*Brief:*
Search the material for the word "frac" and report each line where it turns up.
----- Information supplied -----
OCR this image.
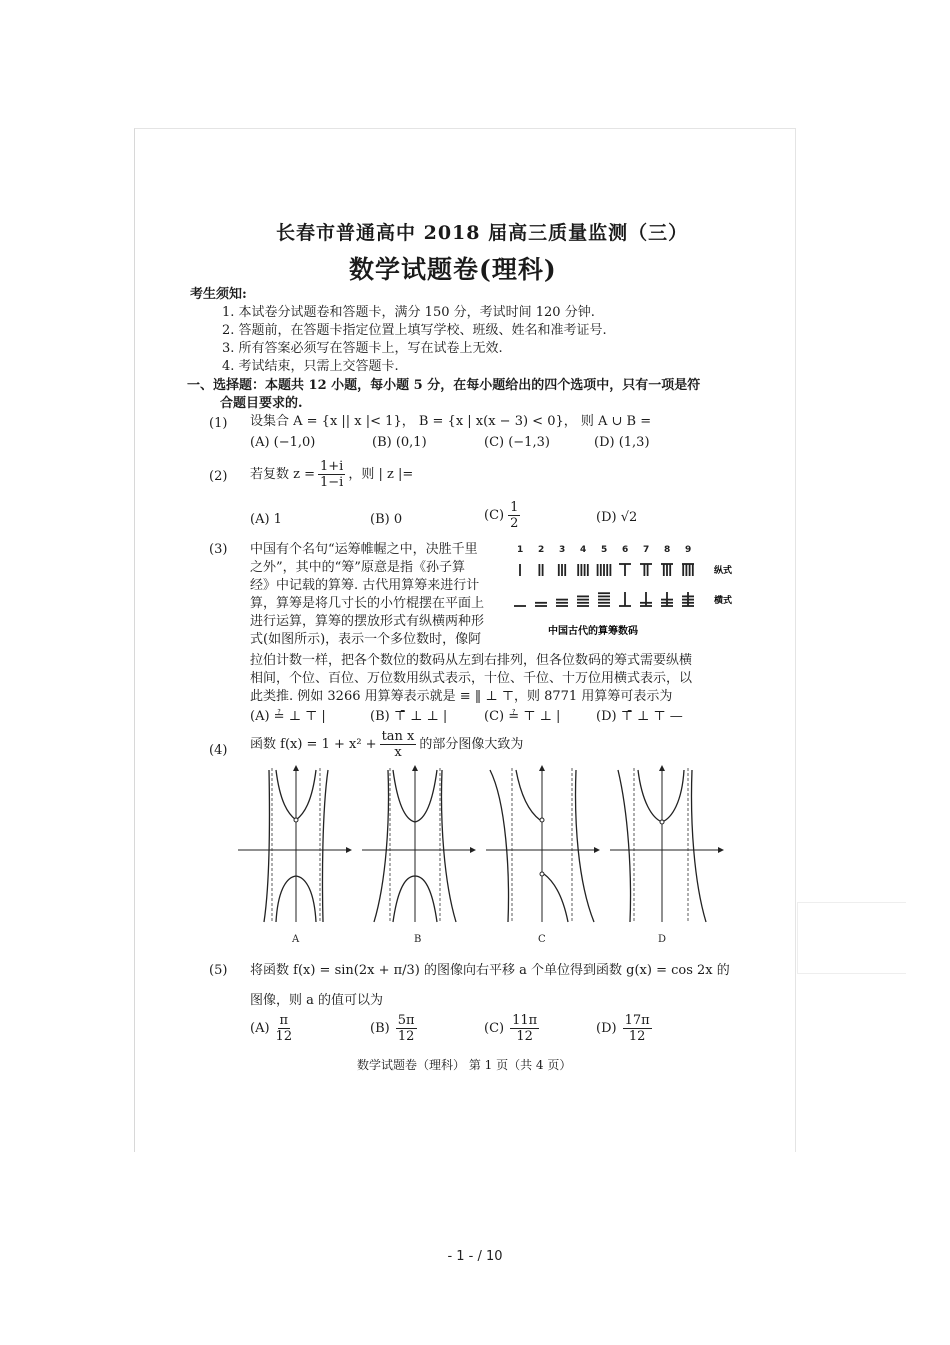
长春市普通高中 2018 届高三质量监测（三）
数学试题卷(理科)
考生须知:
1. 本试卷分试题卷和答题卡，满分 150 分，考试时间 120 分钟.
2. 答题前，在答题卡指定位置上填写学校、班级、姓名和准考证号.
3. 所有答案必须写在答题卡上，写在试卷上无效.
4. 考试结束，只需上交答题卡.
一、选择题：本题共 12 小题，每小题 5 分，在每小题给出的四个选项中，只有一项是符
合题目要求的.
(1) 设集合 A = {x || x |< 1}， B = {x | x(x − 3) < 0}， 则 A ∪ B =
(A) (−1,0)	(B) (0,1)	(C) (−1,3)	(D) (1,3)
(2) 若复数 $z = \frac{1+i}{1-i}$ ，则 | z |=
(A) 1	(B) 0	$(C) \frac{1}{2}$	(D) √2
(3) 中国有个名句“运筹帷幄之中，决胜千里
之外”，其中的“筹”原意是指《孙子算
经》中记载的算筹. 古代用算筹来进行计
算，算筹是将几寸长的小竹棍摆在平面上
进行运算，算筹的摆放形式有纵横两种形
式(如图所示)，表示一个多位数时，像阿
拉伯计数一样，把各个数位的数码从左到右排列，但各位数码的筹式需要纵横
相间，个位、百位、万位数用纵式表示，十位、千位、十万位用横式表示，以
此类推. 例如 3266 用算筹表示就是 ≡ ‖ ⊥ ⊤，则 8771 用算筹可表示为
(A) ≟ ⊥ ⊤ |	(B) ⊤̄ ⊥ ⊥ |	(C) ≟ ⊤ ⊥ |	(D) ⊤̄ ⊥ ⊤ —
1 2 3 4 5 6 7 8 9
纵式
横式
中国古代的算筹数码
(4) 函数 $f(x) = 1 + x^2 + \frac{\text{tan x}}{x}$ 的部分图像大致为
A	B	C	D
(5) 将函数 f(x) = sin(2x + π/3) 的图像向右平移 a 个单位得到函数 g(x) = cos 2x 的
图像，则 a 的值可以为
$(A) \frac{\pi}{12}$	$(B) \frac{5\pi}{12}$	$(C) \frac{11\pi}{12}$	$(D) \frac{17\pi}{12}$
数学试题卷（理科） 第 1 页（共 4 页）
- 1 - / 10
-----
*Full answer:*
(2) 若复数 $z = \frac{1+i}{1-i}$ ，则 | z |=
(A) 1	(B) 0	$(C) \frac{1}{2}$	(D) √2
(4) 函数 $f(x) = 1 + x^2 + \frac{\text{tan x}}{x}$ 的部分图像大致为
$(A) \frac{\pi}{12}$	$(B) \frac{5\pi}{12}$	$(C) \frac{11\pi}{12}$	$(D) \frac{17\pi}{12}$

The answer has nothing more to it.